= PROBLEM =
Would you pull out every line of the material that contains the string "this"?

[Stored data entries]
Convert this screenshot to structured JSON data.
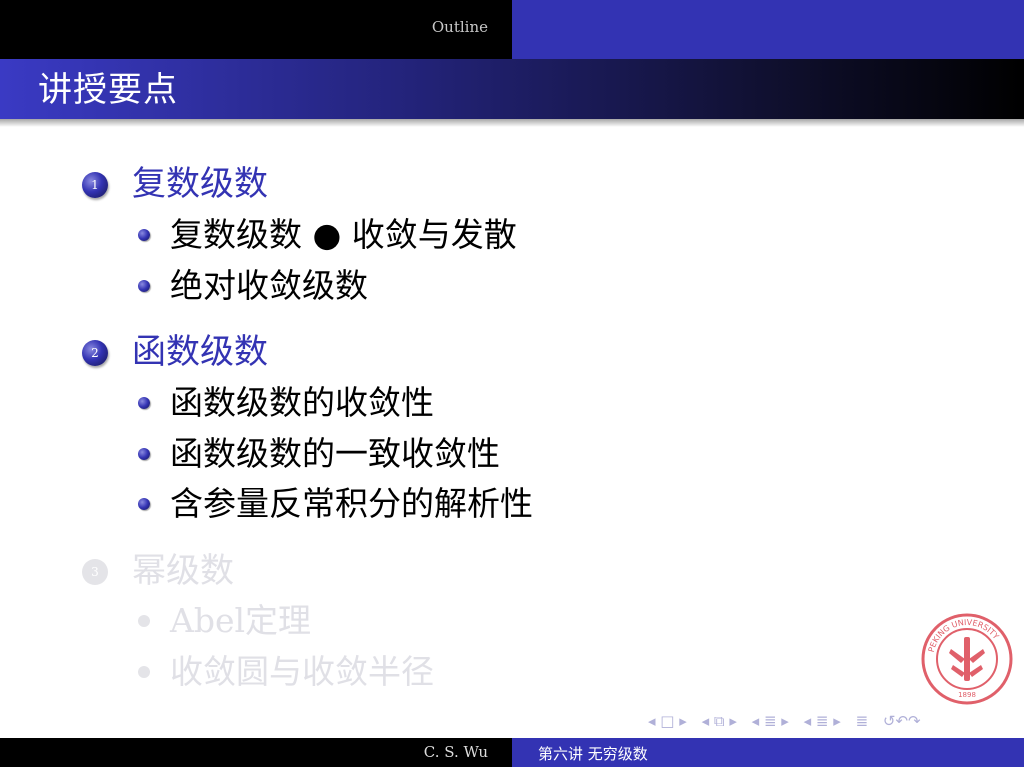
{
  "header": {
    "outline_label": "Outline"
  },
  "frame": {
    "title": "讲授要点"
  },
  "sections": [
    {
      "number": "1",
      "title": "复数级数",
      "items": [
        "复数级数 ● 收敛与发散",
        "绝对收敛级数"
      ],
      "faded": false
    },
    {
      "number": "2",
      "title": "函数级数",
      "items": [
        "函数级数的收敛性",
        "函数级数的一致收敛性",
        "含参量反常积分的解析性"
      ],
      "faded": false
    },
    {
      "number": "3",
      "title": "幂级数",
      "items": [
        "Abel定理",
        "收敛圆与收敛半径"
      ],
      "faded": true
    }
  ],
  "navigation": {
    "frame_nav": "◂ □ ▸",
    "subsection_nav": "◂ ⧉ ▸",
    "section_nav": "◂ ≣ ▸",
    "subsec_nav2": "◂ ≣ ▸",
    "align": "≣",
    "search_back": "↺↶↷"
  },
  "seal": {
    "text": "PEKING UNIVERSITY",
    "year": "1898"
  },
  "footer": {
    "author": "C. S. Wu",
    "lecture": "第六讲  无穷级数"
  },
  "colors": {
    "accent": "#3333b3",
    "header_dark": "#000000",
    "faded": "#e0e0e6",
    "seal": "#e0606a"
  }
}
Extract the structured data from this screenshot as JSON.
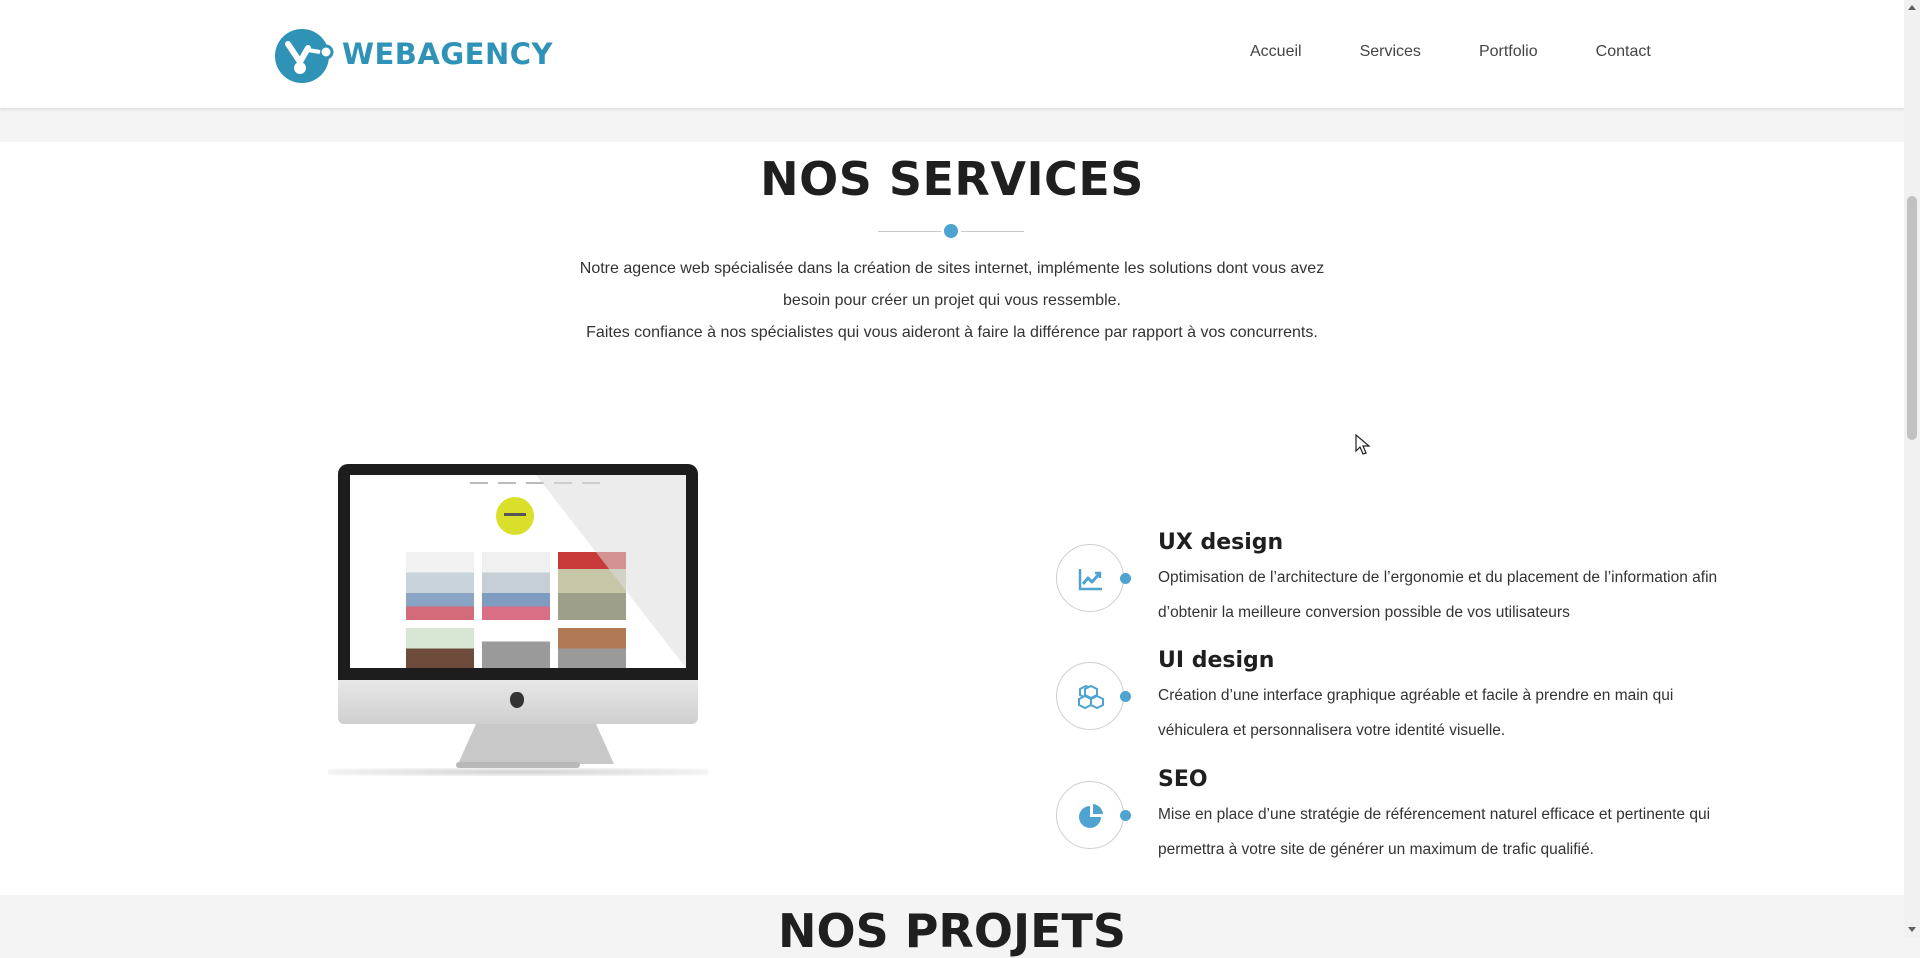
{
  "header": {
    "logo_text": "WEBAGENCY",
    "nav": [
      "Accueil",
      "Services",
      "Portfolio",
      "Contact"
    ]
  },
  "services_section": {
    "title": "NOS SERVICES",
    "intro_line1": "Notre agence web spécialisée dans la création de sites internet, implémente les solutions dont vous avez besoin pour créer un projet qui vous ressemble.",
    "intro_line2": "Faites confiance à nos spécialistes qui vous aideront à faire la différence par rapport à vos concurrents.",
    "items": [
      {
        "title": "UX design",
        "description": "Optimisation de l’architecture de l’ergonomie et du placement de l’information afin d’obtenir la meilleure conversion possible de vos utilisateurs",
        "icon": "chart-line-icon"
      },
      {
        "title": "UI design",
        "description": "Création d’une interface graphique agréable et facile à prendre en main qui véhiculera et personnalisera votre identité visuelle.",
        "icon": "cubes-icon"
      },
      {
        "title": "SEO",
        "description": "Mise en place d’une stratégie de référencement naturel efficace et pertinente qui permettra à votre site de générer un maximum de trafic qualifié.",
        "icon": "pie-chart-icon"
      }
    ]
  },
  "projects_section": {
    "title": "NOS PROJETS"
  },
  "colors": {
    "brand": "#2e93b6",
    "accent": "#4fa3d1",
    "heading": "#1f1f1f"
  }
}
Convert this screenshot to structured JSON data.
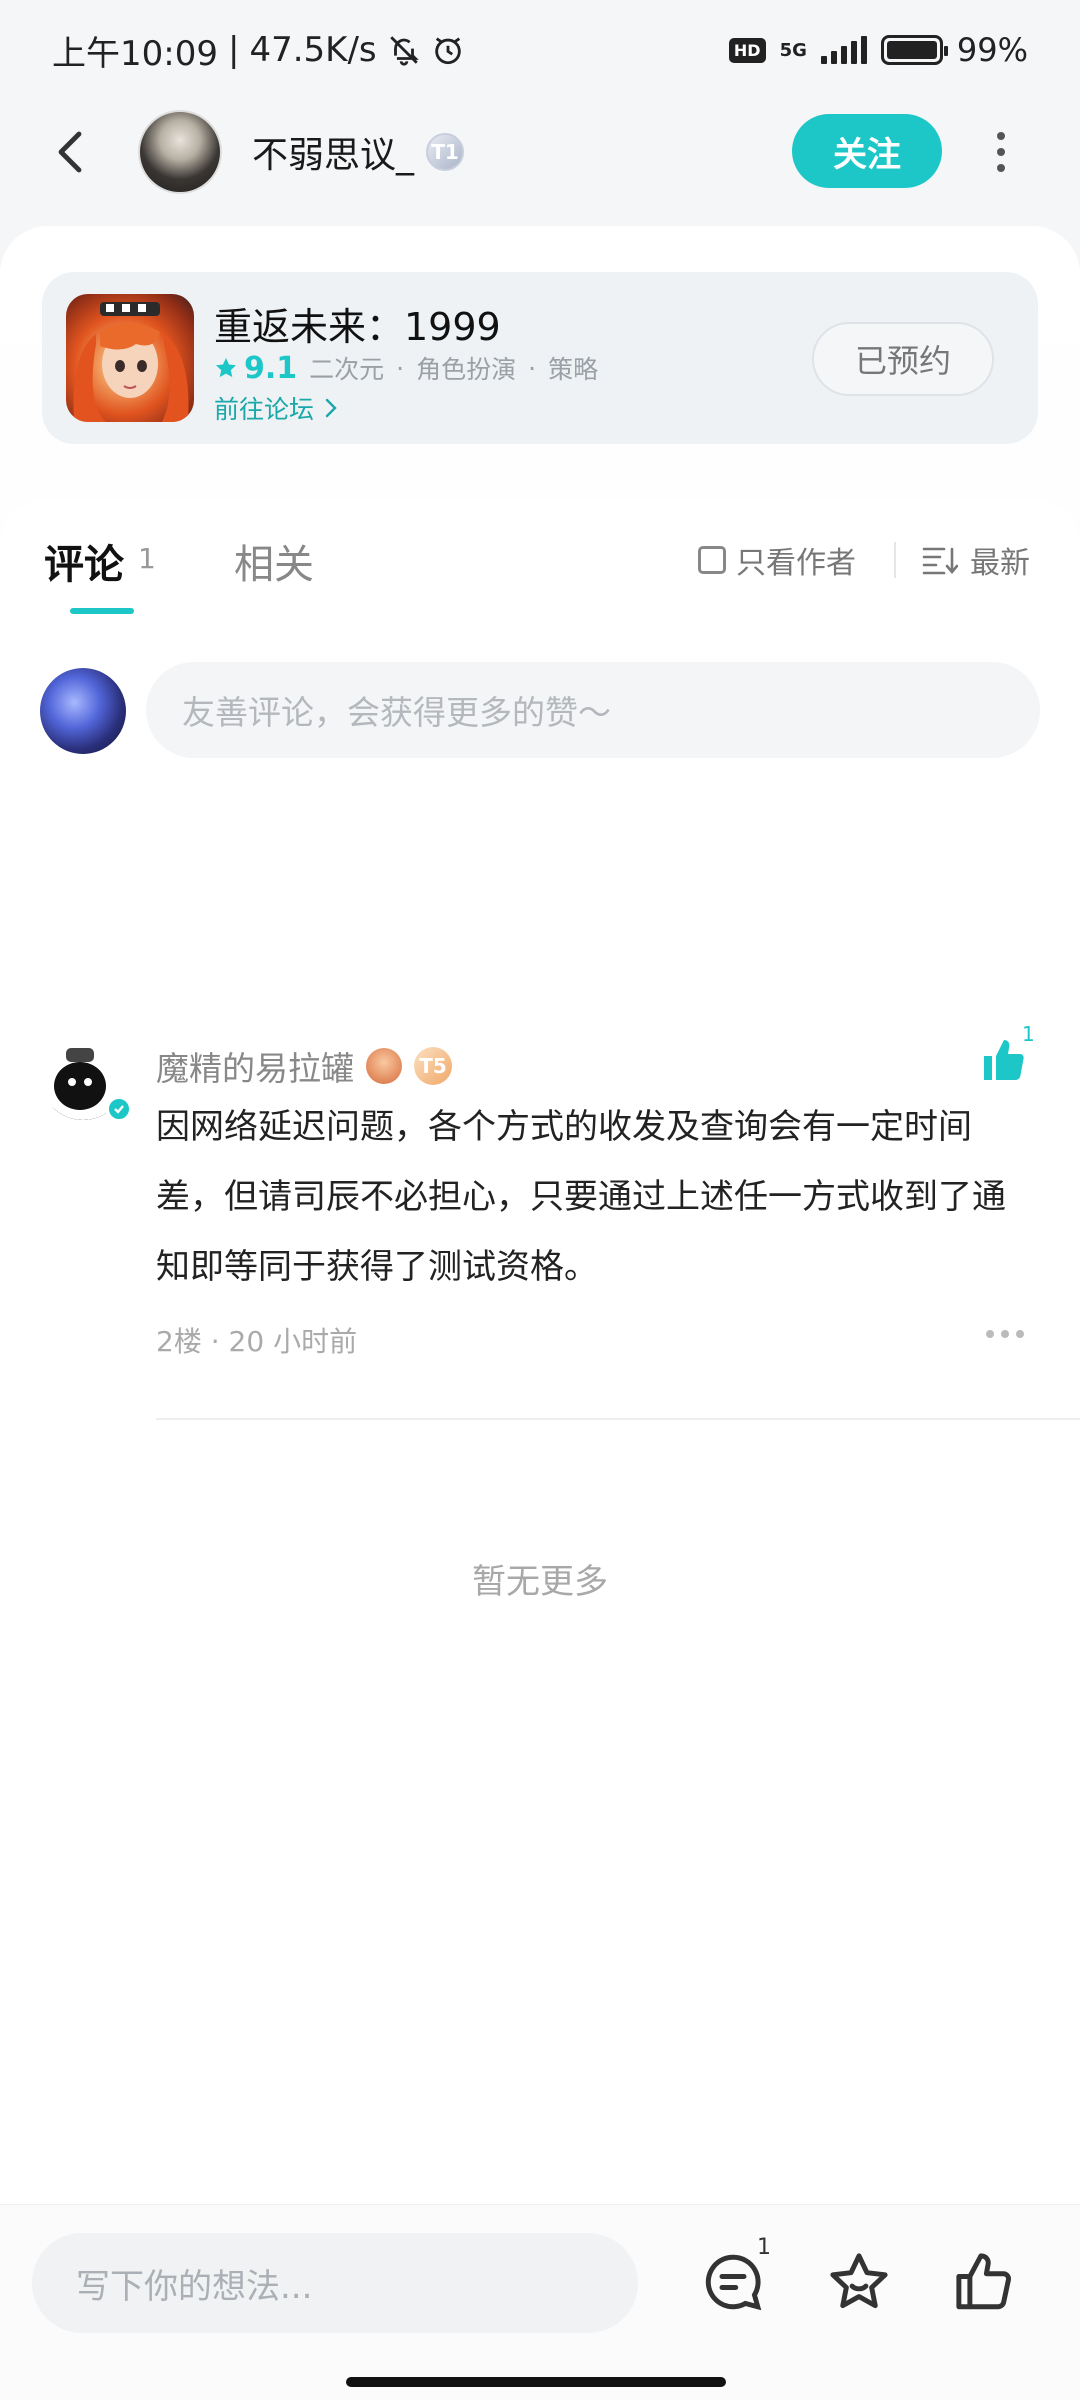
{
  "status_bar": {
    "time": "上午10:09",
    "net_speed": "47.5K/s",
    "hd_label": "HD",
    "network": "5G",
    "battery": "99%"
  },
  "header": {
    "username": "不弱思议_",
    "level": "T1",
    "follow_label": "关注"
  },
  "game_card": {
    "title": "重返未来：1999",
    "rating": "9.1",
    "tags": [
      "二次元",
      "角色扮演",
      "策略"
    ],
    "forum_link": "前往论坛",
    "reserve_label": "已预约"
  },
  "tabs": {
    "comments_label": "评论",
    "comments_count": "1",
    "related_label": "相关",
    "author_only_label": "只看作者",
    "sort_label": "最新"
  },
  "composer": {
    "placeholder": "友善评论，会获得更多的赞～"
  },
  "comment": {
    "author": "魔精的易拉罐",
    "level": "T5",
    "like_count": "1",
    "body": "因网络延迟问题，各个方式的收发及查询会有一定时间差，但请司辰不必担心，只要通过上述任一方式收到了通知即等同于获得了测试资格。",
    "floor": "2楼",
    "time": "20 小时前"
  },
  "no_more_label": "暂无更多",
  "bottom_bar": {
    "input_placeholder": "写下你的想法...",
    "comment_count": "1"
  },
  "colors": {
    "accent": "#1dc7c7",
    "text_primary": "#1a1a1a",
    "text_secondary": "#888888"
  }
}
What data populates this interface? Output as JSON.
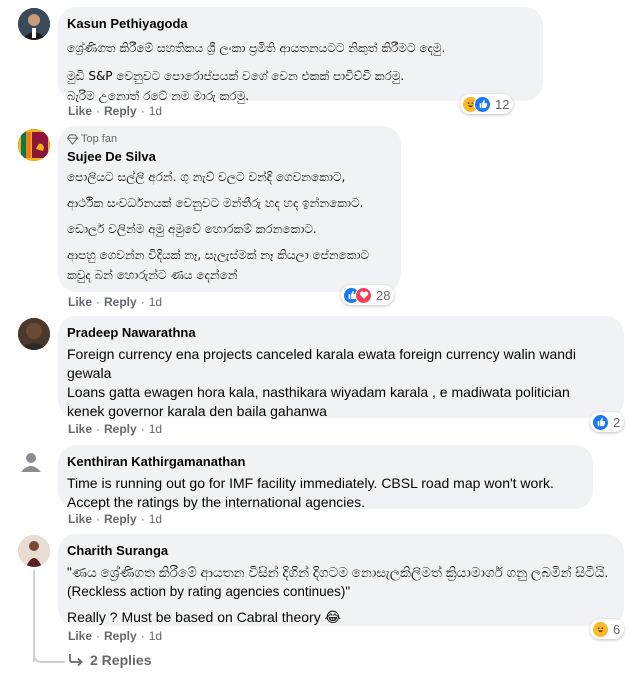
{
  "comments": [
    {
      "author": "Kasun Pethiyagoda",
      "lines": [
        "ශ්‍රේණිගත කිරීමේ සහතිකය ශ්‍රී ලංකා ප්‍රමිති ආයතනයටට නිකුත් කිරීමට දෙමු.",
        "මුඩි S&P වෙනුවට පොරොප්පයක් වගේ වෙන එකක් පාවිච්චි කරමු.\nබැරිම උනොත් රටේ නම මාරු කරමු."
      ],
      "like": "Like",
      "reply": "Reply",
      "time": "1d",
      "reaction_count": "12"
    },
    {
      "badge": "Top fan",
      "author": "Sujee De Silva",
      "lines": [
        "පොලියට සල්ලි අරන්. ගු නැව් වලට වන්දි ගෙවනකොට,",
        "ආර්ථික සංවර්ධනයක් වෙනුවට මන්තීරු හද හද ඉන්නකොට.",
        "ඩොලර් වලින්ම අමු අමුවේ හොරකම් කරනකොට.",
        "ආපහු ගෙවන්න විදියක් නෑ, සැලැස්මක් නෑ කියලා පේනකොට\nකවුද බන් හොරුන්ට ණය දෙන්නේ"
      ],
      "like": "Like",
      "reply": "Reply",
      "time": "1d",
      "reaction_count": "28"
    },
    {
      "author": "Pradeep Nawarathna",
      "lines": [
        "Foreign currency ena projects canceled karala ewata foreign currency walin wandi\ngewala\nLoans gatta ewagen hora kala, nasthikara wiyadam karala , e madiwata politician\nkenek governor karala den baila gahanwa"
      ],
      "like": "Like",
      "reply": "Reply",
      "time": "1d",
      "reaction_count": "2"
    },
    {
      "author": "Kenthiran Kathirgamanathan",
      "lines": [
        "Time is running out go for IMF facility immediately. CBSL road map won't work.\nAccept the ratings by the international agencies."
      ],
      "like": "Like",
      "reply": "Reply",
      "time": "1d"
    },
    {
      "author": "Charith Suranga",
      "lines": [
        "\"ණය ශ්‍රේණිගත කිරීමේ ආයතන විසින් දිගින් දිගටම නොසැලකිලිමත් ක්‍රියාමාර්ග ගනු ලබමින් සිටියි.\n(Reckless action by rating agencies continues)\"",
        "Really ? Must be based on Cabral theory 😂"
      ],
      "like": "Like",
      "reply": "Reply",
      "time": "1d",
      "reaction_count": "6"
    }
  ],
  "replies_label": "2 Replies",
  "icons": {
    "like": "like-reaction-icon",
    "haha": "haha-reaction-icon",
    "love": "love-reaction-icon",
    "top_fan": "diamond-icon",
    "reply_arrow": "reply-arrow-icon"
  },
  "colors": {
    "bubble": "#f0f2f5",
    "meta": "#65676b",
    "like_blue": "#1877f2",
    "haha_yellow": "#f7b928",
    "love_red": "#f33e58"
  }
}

= FINISHED TASK =
Convert this screenshot to structured JSON data.
Extract the structured data from this screenshot as JSON.
Convert this screenshot to structured JSON data.
What data populates this interface? Output as JSON.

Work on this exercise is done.